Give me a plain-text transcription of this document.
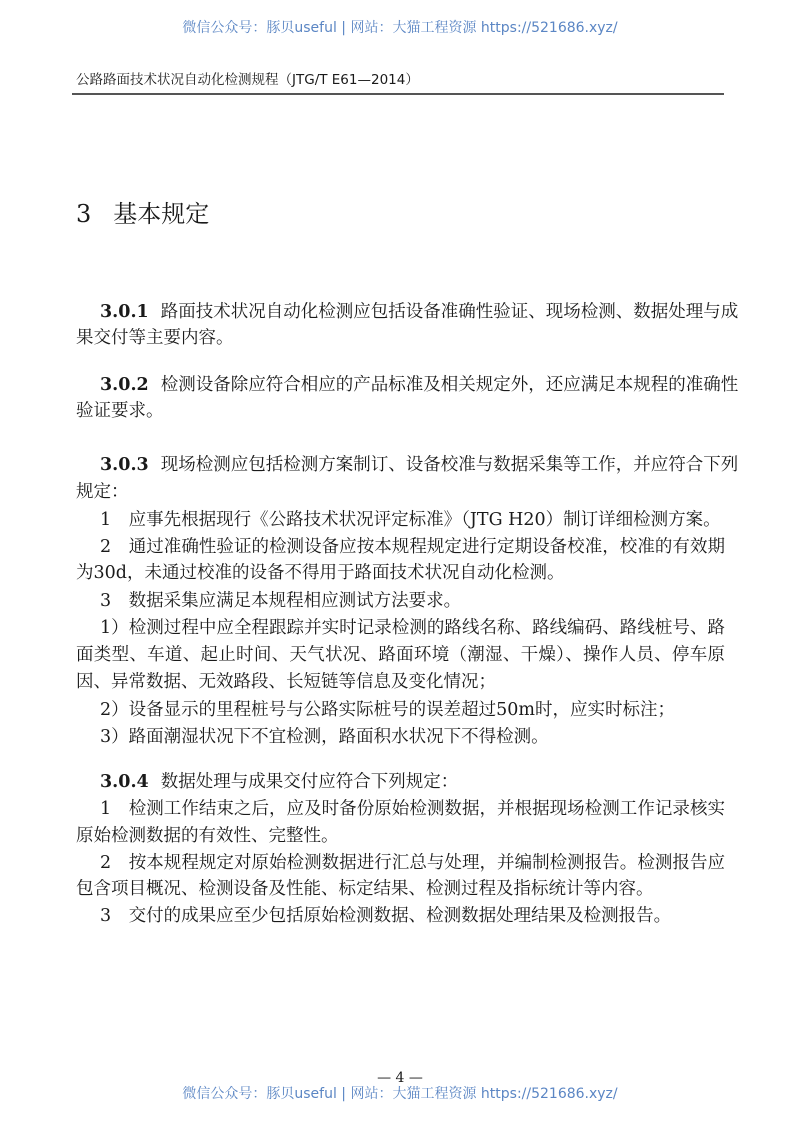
微信公众号：豚贝useful | 网站：大猫工程资源 https://521686.xyz/
公路路面技术状况自动化检测规程（JTG/T E61—2014）
3 基本规定
3.0.1 路面技术状况自动化检测应包括设备准确性验证、现场检测、数据处理与成
果交付等主要内容。
3.0.2 检测设备除应符合相应的产品标准及相关规定外，还应满足本规程的准确性
验证要求。
3.0.3 现场检测应包括检测方案制订、设备校准与数据采集等工作，并应符合下列
规定：
1　应事先根据现行《公路技术状况评定标准》（JTG H20）制订详细检测方案。
2　通过准确性验证的检测设备应按本规程规定进行定期设备校准，校准的有效期
为30d，未通过校准的设备不得用于路面技术状况自动化检测。
3　数据采集应满足本规程相应测试方法要求。
1）检测过程中应全程跟踪并实时记录检测的路线名称、路线编码、路线桩号、路
面类型、车道、起止时间、天气状况、路面环境（潮湿、干燥）、操作人员、停车原
因、异常数据、无效路段、长短链等信息及变化情况；
2）设备显示的里程桩号与公路实际桩号的误差超过50m时，应实时标注；
3）路面潮湿状况下不宜检测，路面积水状况下不得检测。
3.0.4 数据处理与成果交付应符合下列规定：
1　检测工作结束之后，应及时备份原始检测数据，并根据现场检测工作记录核实
原始检测数据的有效性、完整性。
2　按本规程规定对原始检测数据进行汇总与处理，并编制检测报告。检测报告应
包含项目概况、检测设备及性能、标定结果、检测过程及指标统计等内容。
3　交付的成果应至少包括原始检测数据、检测数据处理结果及检测报告。
— 4 —
微信公众号：豚贝useful | 网站：大猫工程资源 https://521686.xyz/
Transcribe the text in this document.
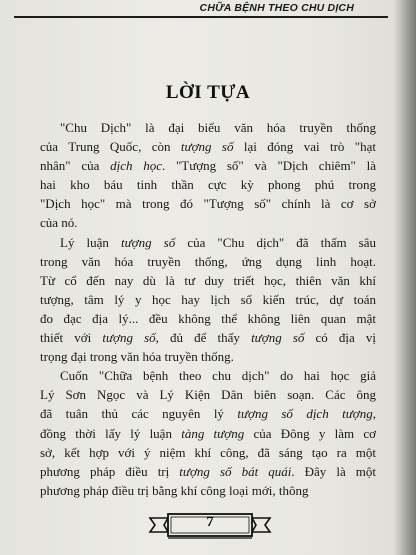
CHỮA BỆNH THEO CHU DỊCH
LỜI TỰA

"Chu Dịch" là đại biểu văn hóa truyền thống
của Trung Quốc, còn tượng số lại đóng vai trò "hạt
nhân" của dịch học. "Tượng số" và "Dịch chiêm" là
hai kho báu tinh thần cực kỳ phong phú trong
"Dịch học" mà trong đó "Tượng số" chính là cơ sở
của nó.

Lý luận tượng số của "Chu dịch" đã thấm sâu
trong văn hóa truyền thống, ứng dụng linh hoạt.
Từ cổ đến nay dù là tư duy triết học, thiên văn khí
tượng, tâm lý y học hay lịch số kiến trúc, dự toán
đo đạc địa lý... đều không thể không liên quan mật
thiết với tượng số, đủ để thấy tượng số có địa vị
trọng đại trong văn hóa truyền thống.

Cuốn "Chữa bệnh theo chu dịch" do hai học giả
Lý Sơn Ngọc và Lý Kiện Dân biên soạn. Các ông
đã tuân thủ các nguyên lý tượng số dịch tượng,
đồng thời lấy lý luận tàng tượng của Đông y làm cơ
sở, kết hợp với ý niệm khí công, đã sáng tạo ra một
phương pháp điều trị tượng số bát quái. Đây là một
phương pháp điều trị bằng khí công loại mới, thông

7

=== Exercise description ===
Begin with the line that contains "Transcribe the text in this document." and copy every line through the end of the listing, exactly as written, both ends included. Pictures are not part of the copy.

=== Written response ===
Transcribe the text in this document.
CHỮA BỆNH THEO CHU DỊCH
LỜI TỰA

"Chu Dịch" là đại biểu văn hóa truyền thống
của Trung Quốc, còn tượng số lại đóng vai trò "hạt
nhân" của dịch học. "Tượng số" và "Dịch chiêm" là
hai kho báu tinh thần cực kỳ phong phú trong
"Dịch học" mà trong đó "Tượng số" chính là cơ sở
của nó.

Lý luận tượng số của "Chu dịch" đã thấm sâu
trong văn hóa truyền thống, ứng dụng linh hoạt.
Từ cổ đến nay dù là tư duy triết học, thiên văn khí
tượng, tâm lý y học hay lịch số kiến trúc, dự toán
đo đạc địa lý... đều không thể không liên quan mật
thiết với tượng số, đủ để thấy tượng số có địa vị
trọng đại trong văn hóa truyền thống.

Cuốn "Chữa bệnh theo chu dịch" do hai học giả
Lý Sơn Ngọc và Lý Kiện Dân biên soạn. Các ông
đã tuân thủ các nguyên lý tượng số dịch tượng,
đồng thời lấy lý luận tàng tượng của Đông y làm cơ
sở, kết hợp với ý niệm khí công, đã sáng tạo ra một
phương pháp điều trị tượng số bát quái. Đây là một
phương pháp điều trị bằng khí công loại mới, thông

7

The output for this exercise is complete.